== Entries provided ==
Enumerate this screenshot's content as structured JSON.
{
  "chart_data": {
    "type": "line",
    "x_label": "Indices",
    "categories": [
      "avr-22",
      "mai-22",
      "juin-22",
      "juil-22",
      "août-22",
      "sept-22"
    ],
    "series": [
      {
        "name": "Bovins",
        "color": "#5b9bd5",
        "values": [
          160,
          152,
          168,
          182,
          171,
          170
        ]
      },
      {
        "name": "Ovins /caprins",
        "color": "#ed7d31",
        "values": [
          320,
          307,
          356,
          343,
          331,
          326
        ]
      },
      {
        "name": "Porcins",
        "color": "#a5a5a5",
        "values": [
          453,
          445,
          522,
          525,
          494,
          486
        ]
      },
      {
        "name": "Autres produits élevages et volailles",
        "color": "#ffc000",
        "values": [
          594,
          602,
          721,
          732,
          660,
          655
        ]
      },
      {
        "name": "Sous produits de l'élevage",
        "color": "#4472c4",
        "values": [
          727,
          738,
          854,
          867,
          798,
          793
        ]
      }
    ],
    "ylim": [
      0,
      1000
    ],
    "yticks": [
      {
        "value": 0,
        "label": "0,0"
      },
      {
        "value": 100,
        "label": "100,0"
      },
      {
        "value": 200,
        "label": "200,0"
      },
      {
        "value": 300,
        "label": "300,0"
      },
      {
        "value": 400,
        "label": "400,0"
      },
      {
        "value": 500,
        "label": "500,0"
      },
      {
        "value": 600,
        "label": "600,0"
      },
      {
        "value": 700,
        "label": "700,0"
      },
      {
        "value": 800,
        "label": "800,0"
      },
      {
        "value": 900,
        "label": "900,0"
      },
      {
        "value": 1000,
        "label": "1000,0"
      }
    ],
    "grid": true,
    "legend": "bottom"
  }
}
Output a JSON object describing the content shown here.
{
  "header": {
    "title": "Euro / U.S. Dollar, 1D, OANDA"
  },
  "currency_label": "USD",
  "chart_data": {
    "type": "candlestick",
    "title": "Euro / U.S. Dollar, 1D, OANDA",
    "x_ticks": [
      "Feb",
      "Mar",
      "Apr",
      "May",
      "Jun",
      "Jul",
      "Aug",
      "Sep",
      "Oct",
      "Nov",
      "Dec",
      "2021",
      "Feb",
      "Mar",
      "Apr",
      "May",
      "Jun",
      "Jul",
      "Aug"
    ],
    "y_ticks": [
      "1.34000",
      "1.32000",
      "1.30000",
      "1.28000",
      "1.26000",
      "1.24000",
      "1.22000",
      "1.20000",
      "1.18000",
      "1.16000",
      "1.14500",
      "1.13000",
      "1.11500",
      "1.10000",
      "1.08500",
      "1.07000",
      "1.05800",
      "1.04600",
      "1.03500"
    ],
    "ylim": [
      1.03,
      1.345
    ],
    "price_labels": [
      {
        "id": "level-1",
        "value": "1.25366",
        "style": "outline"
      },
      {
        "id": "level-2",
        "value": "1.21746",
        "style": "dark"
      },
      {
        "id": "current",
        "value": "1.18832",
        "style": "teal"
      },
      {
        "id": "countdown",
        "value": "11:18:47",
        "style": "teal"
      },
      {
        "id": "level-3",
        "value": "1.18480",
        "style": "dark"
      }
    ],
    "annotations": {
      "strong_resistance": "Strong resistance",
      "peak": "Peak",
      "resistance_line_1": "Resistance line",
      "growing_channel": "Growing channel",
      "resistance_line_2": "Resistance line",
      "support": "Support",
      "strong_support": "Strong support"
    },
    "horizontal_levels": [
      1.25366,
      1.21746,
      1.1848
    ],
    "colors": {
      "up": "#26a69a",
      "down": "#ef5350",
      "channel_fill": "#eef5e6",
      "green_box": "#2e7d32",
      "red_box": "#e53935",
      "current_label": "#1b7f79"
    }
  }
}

== Task statement ==
Retype all the records, matching them exactly.

== Exercise answer ==
Enumerate this screenshot's content as structured JSON.
{
  "chart_data": {
    "type": "line",
    "x_label": "Indices",
    "categories": [
      "avr-22",
      "mai-22",
      "juin-22",
      "juil-22",
      "août-22",
      "sept-22"
    ],
    "series": [
      {
        "name": "Bovins",
        "color": "#5b9bd5",
        "values": [
          160,
          152,
          168,
          182,
          171,
          170
        ]
      },
      {
        "name": "Ovins /caprins",
        "color": "#ed7d31",
        "values": [
          320,
          307,
          356,
          343,
          331,
          326
        ]
      },
      {
        "name": "Porcins",
        "color": "#a5a5a5",
        "values": [
          453,
          445,
          522,
          525,
          494,
          486
        ]
      },
      {
        "name": "Autres produits élevages et volailles",
        "color": "#ffc000",
        "values": [
          594,
          602,
          721,
          732,
          660,
          655
        ]
      },
      {
        "name": "Sous produits de l'élevage",
        "color": "#4472c4",
        "values": [
          727,
          738,
          854,
          867,
          798,
          793
        ]
      }
    ],
    "ylim": [
      0,
      1000
    ],
    "yticks": [
      {
        "value": 0,
        "label": "0,0"
      },
      {
        "value": 100,
        "label": "100,0"
      },
      {
        "value": 200,
        "label": "200,0"
      },
      {
        "value": 300,
        "label": "300,0"
      },
      {
        "value": 400,
        "label": "400,0"
      },
      {
        "value": 500,
        "label": "500,0"
      },
      {
        "value": 600,
        "label": "600,0"
      },
      {
        "value": 700,
        "label": "700,0"
      },
      {
        "value": 800,
        "label": "800,0"
      },
      {
        "value": 900,
        "label": "900,0"
      },
      {
        "value": 1000,
        "label": "1000,0"
      }
    ],
    "grid": true,
    "legend": "bottom"
  }
}
Output a JSON object describing the content shown here.
{
  "header": {
    "title": "Euro / U.S. Dollar, 1D, OANDA"
  },
  "currency_label": "USD",
  "chart_data": {
    "type": "candlestick",
    "title": "Euro / U.S. Dollar, 1D, OANDA",
    "x_ticks": [
      "Feb",
      "Mar",
      "Apr",
      "May",
      "Jun",
      "Jul",
      "Aug",
      "Sep",
      "Oct",
      "Nov",
      "Dec",
      "2021",
      "Feb",
      "Mar",
      "Apr",
      "May",
      "Jun",
      "Jul",
      "Aug"
    ],
    "y_ticks": [
      "1.34000",
      "1.32000",
      "1.30000",
      "1.28000",
      "1.26000",
      "1.24000",
      "1.22000",
      "1.20000",
      "1.18000",
      "1.16000",
      "1.14500",
      "1.13000",
      "1.11500",
      "1.10000",
      "1.08500",
      "1.07000",
      "1.05800",
      "1.04600",
      "1.03500"
    ],
    "ylim": [
      1.03,
      1.345
    ],
    "price_labels": [
      {
        "id": "level-1",
        "value": "1.25366",
        "style": "outline"
      },
      {
        "id": "level-2",
        "value": "1.21746",
        "style": "dark"
      },
      {
        "id": "current",
        "value": "1.18832",
        "style": "teal"
      },
      {
        "id": "countdown",
        "value": "11:18:47",
        "style": "teal"
      },
      {
        "id": "level-3",
        "value": "1.18480",
        "style": "dark"
      }
    ],
    "annotations": {
      "strong_resistance": "Strong resistance",
      "peak": "Peak",
      "resistance_line_1": "Resistance line",
      "growing_channel": "Growing channel",
      "resistance_line_2": "Resistance line",
      "support": "Support",
      "strong_support": "Strong support"
    },
    "horizontal_levels": [
      1.25366,
      1.21746,
      1.1848
    ],
    "colors": {
      "up": "#26a69a",
      "down": "#ef5350",
      "channel_fill": "#eef5e6",
      "green_box": "#2e7d32",
      "red_box": "#e53935",
      "current_label": "#1b7f79"
    }
  }
}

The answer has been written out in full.